→ **What is expected**:
Return the entries below in their exact form, leaving the pictures out.

Entries with figure data
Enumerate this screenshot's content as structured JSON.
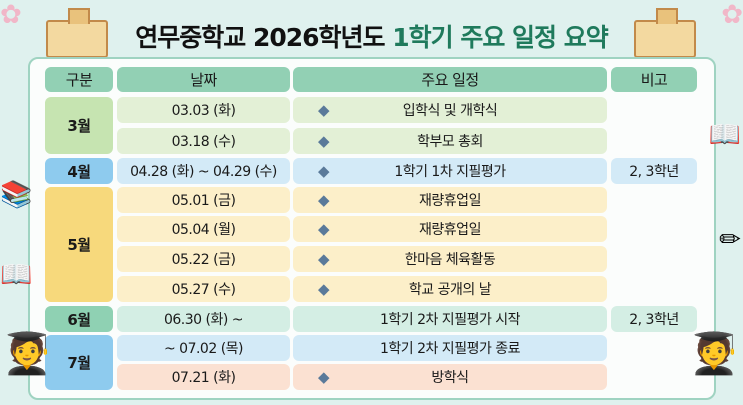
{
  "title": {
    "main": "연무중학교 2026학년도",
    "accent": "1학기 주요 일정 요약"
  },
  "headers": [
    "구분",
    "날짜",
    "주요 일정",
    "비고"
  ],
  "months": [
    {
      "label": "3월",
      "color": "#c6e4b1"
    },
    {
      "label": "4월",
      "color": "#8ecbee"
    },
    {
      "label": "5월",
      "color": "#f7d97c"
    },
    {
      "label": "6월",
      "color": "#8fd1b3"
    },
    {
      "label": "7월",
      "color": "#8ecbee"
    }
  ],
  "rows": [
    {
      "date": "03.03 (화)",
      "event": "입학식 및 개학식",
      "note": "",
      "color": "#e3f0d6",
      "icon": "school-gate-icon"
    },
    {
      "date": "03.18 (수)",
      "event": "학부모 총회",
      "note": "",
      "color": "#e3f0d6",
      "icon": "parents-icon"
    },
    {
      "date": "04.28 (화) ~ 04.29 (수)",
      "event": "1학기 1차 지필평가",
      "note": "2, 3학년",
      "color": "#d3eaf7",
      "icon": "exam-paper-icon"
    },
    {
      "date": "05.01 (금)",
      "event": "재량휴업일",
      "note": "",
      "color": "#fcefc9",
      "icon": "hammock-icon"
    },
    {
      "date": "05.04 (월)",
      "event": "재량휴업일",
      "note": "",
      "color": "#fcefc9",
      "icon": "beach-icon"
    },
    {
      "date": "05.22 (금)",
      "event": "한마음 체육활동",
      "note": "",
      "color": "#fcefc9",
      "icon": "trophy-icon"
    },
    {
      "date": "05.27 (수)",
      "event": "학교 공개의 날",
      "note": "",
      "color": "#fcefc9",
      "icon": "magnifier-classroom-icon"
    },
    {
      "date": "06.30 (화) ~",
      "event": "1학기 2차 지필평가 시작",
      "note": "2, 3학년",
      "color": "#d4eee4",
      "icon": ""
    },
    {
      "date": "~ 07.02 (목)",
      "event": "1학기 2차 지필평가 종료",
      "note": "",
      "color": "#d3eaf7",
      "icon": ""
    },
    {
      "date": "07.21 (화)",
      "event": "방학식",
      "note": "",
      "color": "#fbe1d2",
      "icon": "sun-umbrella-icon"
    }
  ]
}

→ **Output for this task**:
Enumerate this screenshot's content as structured JSON.
{
  "title": {
    "main": "연무중학교 2026학년도",
    "accent": "1학기 주요 일정 요약"
  },
  "headers": [
    "구분",
    "날짜",
    "주요 일정",
    "비고"
  ],
  "months": [
    {
      "label": "3월",
      "color": "#c6e4b1"
    },
    {
      "label": "4월",
      "color": "#8ecbee"
    },
    {
      "label": "5월",
      "color": "#f7d97c"
    },
    {
      "label": "6월",
      "color": "#8fd1b3"
    },
    {
      "label": "7월",
      "color": "#8ecbee"
    }
  ],
  "rows": [
    {
      "date": "03.03 (화)",
      "event": "입학식 및 개학식",
      "note": "",
      "color": "#e3f0d6",
      "icon": "school-gate-icon"
    },
    {
      "date": "03.18 (수)",
      "event": "학부모 총회",
      "note": "",
      "color": "#e3f0d6",
      "icon": "parents-icon"
    },
    {
      "date": "04.28 (화) ~ 04.29 (수)",
      "event": "1학기 1차 지필평가",
      "note": "2, 3학년",
      "color": "#d3eaf7",
      "icon": "exam-paper-icon"
    },
    {
      "date": "05.01 (금)",
      "event": "재량휴업일",
      "note": "",
      "color": "#fcefc9",
      "icon": "hammock-icon"
    },
    {
      "date": "05.04 (월)",
      "event": "재량휴업일",
      "note": "",
      "color": "#fcefc9",
      "icon": "beach-icon"
    },
    {
      "date": "05.22 (금)",
      "event": "한마음 체육활동",
      "note": "",
      "color": "#fcefc9",
      "icon": "trophy-icon"
    },
    {
      "date": "05.27 (수)",
      "event": "학교 공개의 날",
      "note": "",
      "color": "#fcefc9",
      "icon": "magnifier-classroom-icon"
    },
    {
      "date": "06.30 (화) ~",
      "event": "1학기 2차 지필평가 시작",
      "note": "2, 3학년",
      "color": "#d4eee4",
      "icon": ""
    },
    {
      "date": "~ 07.02 (목)",
      "event": "1학기 2차 지필평가 종료",
      "note": "",
      "color": "#d3eaf7",
      "icon": ""
    },
    {
      "date": "07.21 (화)",
      "event": "방학식",
      "note": "",
      "color": "#fbe1d2",
      "icon": "sun-umbrella-icon"
    }
  ]
}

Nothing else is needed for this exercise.